◆ **GIVEN INSTRUCTION**
Check each line of the records for "label"; collect those that have it.

◆ **MATERIAL TO PROCESS**
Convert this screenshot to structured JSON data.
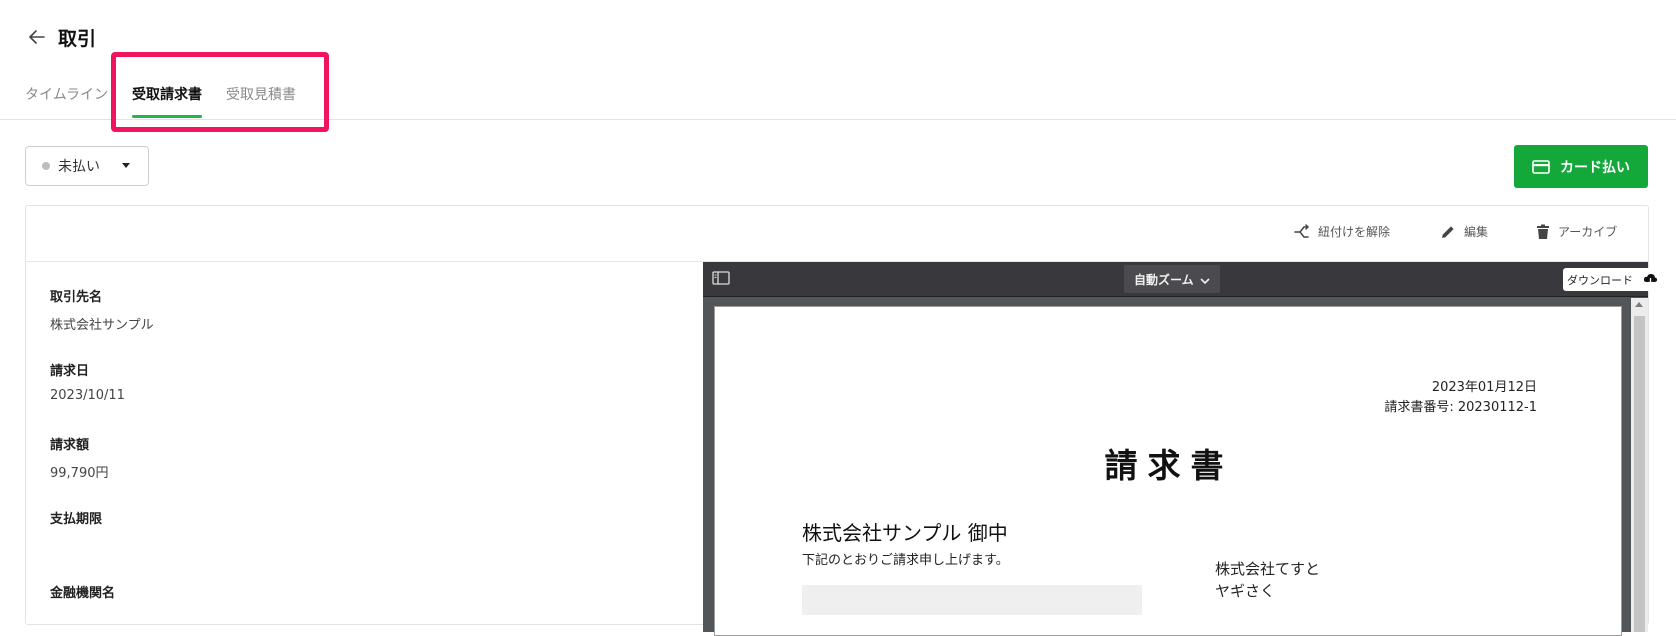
{
  "header": {
    "title": "取引"
  },
  "tabs": [
    {
      "label": "タイムライン",
      "active": false
    },
    {
      "label": "受取請求書",
      "active": true
    },
    {
      "label": "受取見積書",
      "active": false
    }
  ],
  "status_filter": {
    "value": "未払い"
  },
  "actions": {
    "card_pay": "カード払い"
  },
  "toolbar": {
    "unlink": "紐付けを解除",
    "edit": "編集",
    "archive": "アーカイブ"
  },
  "details": {
    "fields": [
      {
        "label": "取引先名",
        "value": "株式会社サンプル"
      },
      {
        "label": "請求日",
        "value": "2023/10/11"
      },
      {
        "label": "請求額",
        "value": "99,790円"
      },
      {
        "label": "支払期限",
        "value": ""
      },
      {
        "label": "金融機関名",
        "value": ""
      }
    ]
  },
  "viewer": {
    "zoom": "自動ズーム",
    "download": "ダウンロード"
  },
  "document": {
    "date": "2023年01月12日",
    "number": "請求書番号: 20230112-1",
    "title": "請求書",
    "recipient": "株式会社サンプル 御中",
    "intro": "下記のとおりご請求申し上げます。",
    "issuer": "株式会社てすと",
    "contact": "ヤギさく"
  },
  "colors": {
    "accent_green": "#14a83b",
    "tab_underline": "#1fb848",
    "highlight": "#f0145f",
    "viewer_bg": "#38383d"
  }
}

◆ **TASK RESPONSE**
      "label": "タイムライン",
      "label": "受取請求書",
      "label": "受取見積書",
        "label": "取引先名",
        "label": "請求日",
        "label": "請求額",
        "label": "支払期限",
        "label": "金融機関名",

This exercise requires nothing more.